◆ **YOUR TASK**:
Copy out each line exactly; pictures stay out of the copy.
• • • •
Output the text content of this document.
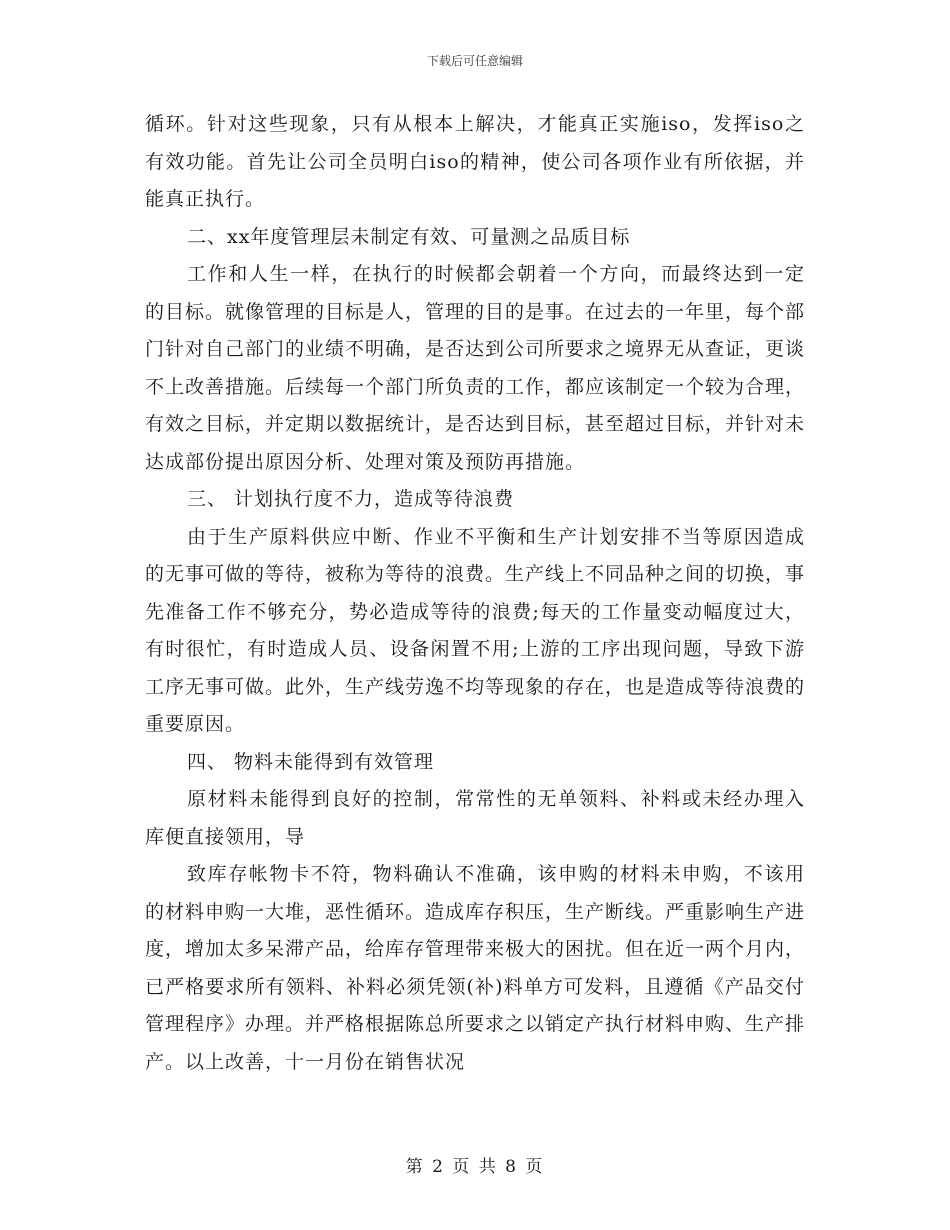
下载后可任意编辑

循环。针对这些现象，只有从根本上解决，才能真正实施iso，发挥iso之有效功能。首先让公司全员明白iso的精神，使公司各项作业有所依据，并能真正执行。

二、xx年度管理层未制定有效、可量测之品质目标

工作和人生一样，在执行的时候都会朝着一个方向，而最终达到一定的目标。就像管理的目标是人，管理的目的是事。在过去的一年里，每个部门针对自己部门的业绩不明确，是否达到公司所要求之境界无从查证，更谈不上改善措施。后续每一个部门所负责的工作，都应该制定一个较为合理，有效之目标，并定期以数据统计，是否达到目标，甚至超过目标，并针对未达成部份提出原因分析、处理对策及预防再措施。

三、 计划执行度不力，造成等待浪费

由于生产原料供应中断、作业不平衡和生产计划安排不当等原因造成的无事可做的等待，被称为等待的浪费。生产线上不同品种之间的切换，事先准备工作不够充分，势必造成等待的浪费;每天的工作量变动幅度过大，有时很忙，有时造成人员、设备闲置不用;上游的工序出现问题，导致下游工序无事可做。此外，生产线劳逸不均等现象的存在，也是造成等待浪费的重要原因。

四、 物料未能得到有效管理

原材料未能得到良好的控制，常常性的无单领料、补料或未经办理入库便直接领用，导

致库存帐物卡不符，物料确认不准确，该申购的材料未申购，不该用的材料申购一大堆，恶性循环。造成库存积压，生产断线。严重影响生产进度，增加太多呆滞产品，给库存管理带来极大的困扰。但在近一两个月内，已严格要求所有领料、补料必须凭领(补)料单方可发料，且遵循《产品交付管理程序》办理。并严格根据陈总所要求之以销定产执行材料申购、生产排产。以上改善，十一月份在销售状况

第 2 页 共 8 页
• • • •
◆ **RESULT FOR THIS EXERCISE**:
Output the text content of this document.
下载后可任意编辑

循环。针对这些现象，只有从根本上解决，才能真正实施iso，发挥iso之有效功能。首先让公司全员明白iso的精神，使公司各项作业有所依据，并能真正执行。

二、xx年度管理层未制定有效、可量测之品质目标

工作和人生一样，在执行的时候都会朝着一个方向，而最终达到一定的目标。就像管理的目标是人，管理的目的是事。在过去的一年里，每个部门针对自己部门的业绩不明确，是否达到公司所要求之境界无从查证，更谈不上改善措施。后续每一个部门所负责的工作，都应该制定一个较为合理，有效之目标，并定期以数据统计，是否达到目标，甚至超过目标，并针对未达成部份提出原因分析、处理对策及预防再措施。

三、 计划执行度不力，造成等待浪费

由于生产原料供应中断、作业不平衡和生产计划安排不当等原因造成的无事可做的等待，被称为等待的浪费。生产线上不同品种之间的切换，事先准备工作不够充分，势必造成等待的浪费;每天的工作量变动幅度过大，有时很忙，有时造成人员、设备闲置不用;上游的工序出现问题，导致下游工序无事可做。此外，生产线劳逸不均等现象的存在，也是造成等待浪费的重要原因。

四、 物料未能得到有效管理

原材料未能得到良好的控制，常常性的无单领料、补料或未经办理入库便直接领用，导

致库存帐物卡不符，物料确认不准确，该申购的材料未申购，不该用的材料申购一大堆，恶性循环。造成库存积压，生产断线。严重影响生产进度，增加太多呆滞产品，给库存管理带来极大的困扰。但在近一两个月内，已严格要求所有领料、补料必须凭领(补)料单方可发料，且遵循《产品交付管理程序》办理。并严格根据陈总所要求之以销定产执行材料申购、生产排产。以上改善，十一月份在销售状况

第 2 页 共 8 页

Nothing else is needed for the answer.